#### Spatial annotation records
--- BEGIN ---
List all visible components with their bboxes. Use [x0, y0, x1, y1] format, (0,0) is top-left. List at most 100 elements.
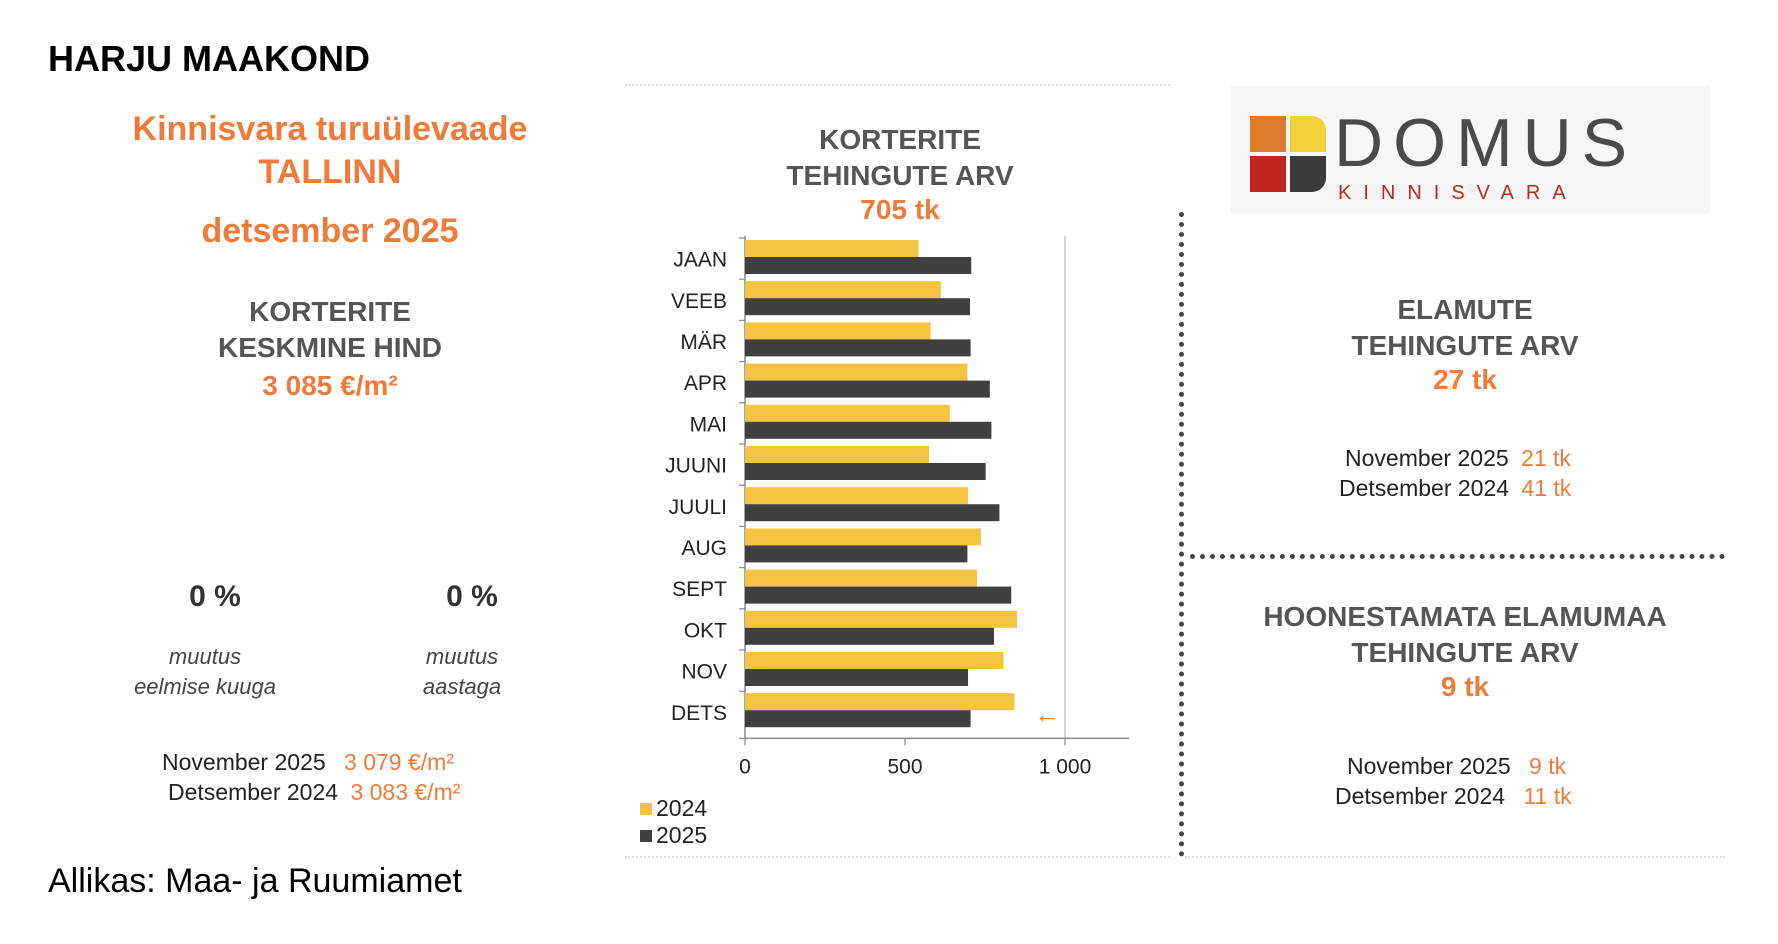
- price-title-1: KORTERITE: [249, 296, 411, 327]
- chart-total: 705 tk: [860, 194, 940, 225]
- source-note: Allikas: Maa- ja Ruumiamet: [48, 862, 462, 900]
- change-year-label: muutus aastaga: [332, 642, 592, 702]
- change-month-label-2: eelmise kuuga: [134, 674, 276, 699]
- y-tick-label: DETS: [671, 702, 727, 725]
- bar-2024-juuli: [745, 487, 969, 505]
- price-title-2: KESKMINE HIND: [217, 332, 442, 363]
- bottom-divider-left: [625, 856, 1170, 858]
- change-year-value: 0 %: [446, 580, 498, 613]
- y-tick-label: APR: [684, 372, 727, 395]
- price-block: KORTERITE KESKMINE HIND 3 085 €/m²: [130, 294, 530, 402]
- bar-2024-juuni: [745, 446, 929, 463]
- y-tick-label: MAI: [690, 413, 727, 436]
- bar-2024-apr: [745, 363, 968, 381]
- bar-2025-dets: [745, 710, 971, 728]
- logo-square-dark: [1290, 156, 1326, 192]
- price-cmp-label: November 2025: [162, 749, 326, 775]
- change-year-label-2: aastaga: [422, 674, 502, 699]
- y-tick-label: NOV: [681, 661, 727, 684]
- price-cmp-value: 3 079 €/m²: [344, 749, 454, 775]
- x-tick-label: 500: [887, 755, 922, 778]
- bar-2024-aug: [745, 528, 981, 546]
- houses-cmp-value: 41 tk: [1521, 475, 1572, 501]
- horizontal-divider: [1190, 554, 1725, 559]
- chart-title-1: KORTERITE: [819, 124, 981, 155]
- land-cmp-row: Detsember 2024 11 tk: [1335, 781, 1572, 811]
- logo-square-orange: [1250, 116, 1286, 152]
- bar-2024-mär: [745, 322, 931, 340]
- y-tick-label: OKT: [684, 619, 727, 642]
- bar-2025-veeb: [745, 298, 970, 316]
- y-tick-label: MÄR: [680, 331, 727, 354]
- legend-swatch-2025: [640, 829, 652, 842]
- change-month-value: 0 %: [189, 580, 241, 613]
- logo-name: DOMUS: [1334, 105, 1638, 181]
- bar-2024-jaan: [745, 240, 919, 257]
- houses-cmp-label: Detsember 2024: [1339, 475, 1510, 501]
- bar-2025-sept: [745, 586, 1012, 604]
- legend-item-2025: 2025: [640, 822, 707, 849]
- x-tick-label: 1 000: [1039, 755, 1092, 778]
- change-month-label: muutus eelmise kuuga: [75, 642, 335, 702]
- bar-2025-juuli: [745, 504, 1000, 522]
- bar-2024-nov: [745, 652, 1004, 669]
- houses-title-1: ELAMUTE: [1397, 294, 1533, 325]
- bar-2025-juuni: [745, 463, 986, 480]
- bar-2025-nov: [745, 669, 969, 686]
- land-cmp-label: Detsember 2024: [1335, 783, 1506, 809]
- domus-logo: DOMUS KINNISVARA: [1230, 86, 1710, 214]
- land-cmp-label: November 2025: [1347, 753, 1511, 779]
- land-cmp-value: 9 tk: [1529, 753, 1567, 779]
- land-title-1: HOONESTAMATA ELAMUMAA: [1263, 601, 1667, 632]
- chart-heading: KORTERITE TEHINGUTE ARV 705 tk: [700, 122, 1100, 226]
- period-title: detsember 2025: [201, 212, 459, 250]
- land-cmp-value: 11 tk: [1523, 783, 1572, 809]
- bar-2024-sept: [745, 569, 977, 587]
- legend-item-2024: 2024: [640, 795, 707, 822]
- top-divider: [625, 84, 1170, 86]
- logo-sub: KINNISVARA: [1338, 182, 1578, 204]
- houses-value: 27 tk: [1433, 364, 1497, 395]
- legend-swatch-2024: [640, 802, 652, 815]
- price-cmp-row: November 2025 3 079 €/m²: [162, 747, 460, 777]
- bar-2025-okt: [745, 627, 994, 645]
- logo-square-yellow: [1290, 116, 1326, 152]
- land-block: HOONESTAMATA ELAMUMAA TEHINGUTE ARV 9 tk: [1215, 599, 1715, 703]
- city-title: TALLINN: [258, 153, 402, 191]
- houses-cmp-row: Detsember 2024 41 tk: [1339, 473, 1571, 503]
- legend-label-2025: 2025: [656, 822, 708, 848]
- chart-legend: 2024 2025: [640, 795, 707, 849]
- bar-2024-mai: [745, 404, 950, 422]
- bar-2024-veeb: [745, 281, 941, 299]
- land-cmp-row: November 2025 9 tk: [1347, 751, 1572, 781]
- bar-2025-aug: [745, 545, 968, 563]
- change-month-label-1: muutus: [168, 644, 242, 669]
- land-title-2: TEHINGUTE ARV: [1351, 637, 1579, 668]
- bottom-divider-right: [1185, 856, 1725, 858]
- houses-title-2: TEHINGUTE ARV: [1351, 330, 1579, 361]
- y-tick-label: VEEB: [671, 290, 727, 313]
- dec-marker-arrow: ←: [1034, 699, 1060, 729]
- y-tick-label: SEPT: [672, 578, 727, 601]
- bar-2025-jaan: [745, 257, 972, 274]
- report-title: Kinnisvara turuülevaade: [132, 110, 528, 148]
- houses-block: ELAMUTE TEHINGUTE ARV 27 tk: [1265, 292, 1665, 396]
- x-tick-label: 0: [739, 755, 751, 778]
- y-tick-label: AUG: [681, 537, 727, 560]
- bar-2025-mai: [745, 421, 992, 439]
- y-tick-label: JAAN: [673, 249, 727, 272]
- price-cmp-row: Detsember 2024 3 083 €/m²: [168, 777, 460, 807]
- houses-cmp-label: November 2025: [1345, 445, 1509, 471]
- logo-square-red: [1250, 156, 1286, 192]
- price-cmp-value: 3 083 €/m²: [350, 779, 461, 805]
- bar-2024-okt: [745, 610, 1017, 628]
- houses-cmp-row: November 2025 21 tk: [1345, 443, 1571, 473]
- land-value: 9 tk: [1440, 671, 1490, 702]
- region-title: HARJU MAAKOND: [48, 38, 370, 79]
- vertical-divider: [1179, 212, 1184, 857]
- bar-2025-mär: [745, 339, 971, 357]
- land-compare: November 2025 9 tk Detsember 2024 11 tk: [1335, 751, 1572, 811]
- legend-label-2024: 2024: [656, 795, 708, 821]
- bar-2025-apr: [745, 380, 990, 398]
--- END ---
#### EXERCISE GOAL
Rewrite the items from the line containing "- price-title-1: KORTERITE: [249, 296, 411, 327]" through the line containing "- price-cmp-label: November", inclusive, replacing "y-tick-label" with "month-label" and leaving everything else unchanged.

#### ANSWER TO THE EXERCISE
- price-title-1: KORTERITE: [249, 296, 411, 327]
- chart-total: 705 tk: [860, 194, 940, 225]
- source-note: Allikas: Maa- ja Ruumiamet: [48, 862, 462, 900]
- change-year-label: muutus aastaga: [332, 642, 592, 702]
- change-month-label-2: eelmise kuuga: [134, 674, 276, 699]
- month-label: DETS: [671, 702, 727, 725]
- bar-2024-juuli: [745, 487, 969, 505]
- price-title-2: KESKMINE HIND: [217, 332, 442, 363]
- bottom-divider-left: [625, 856, 1170, 858]
- change-year-value: 0 %: [446, 580, 498, 613]
- month-label: APR: [684, 372, 727, 395]
- price-block: KORTERITE KESKMINE HIND 3 085 €/m²: [130, 294, 530, 402]
- bar-2024-juuni: [745, 446, 929, 463]
- month-label: MAI: [690, 413, 727, 436]
- bar-2024-apr: [745, 363, 968, 381]
- bar-2025-dets: [745, 710, 971, 728]
- logo-square-dark: [1290, 156, 1326, 192]
- price-cmp-label: November 2025: [162, 749, 326, 775]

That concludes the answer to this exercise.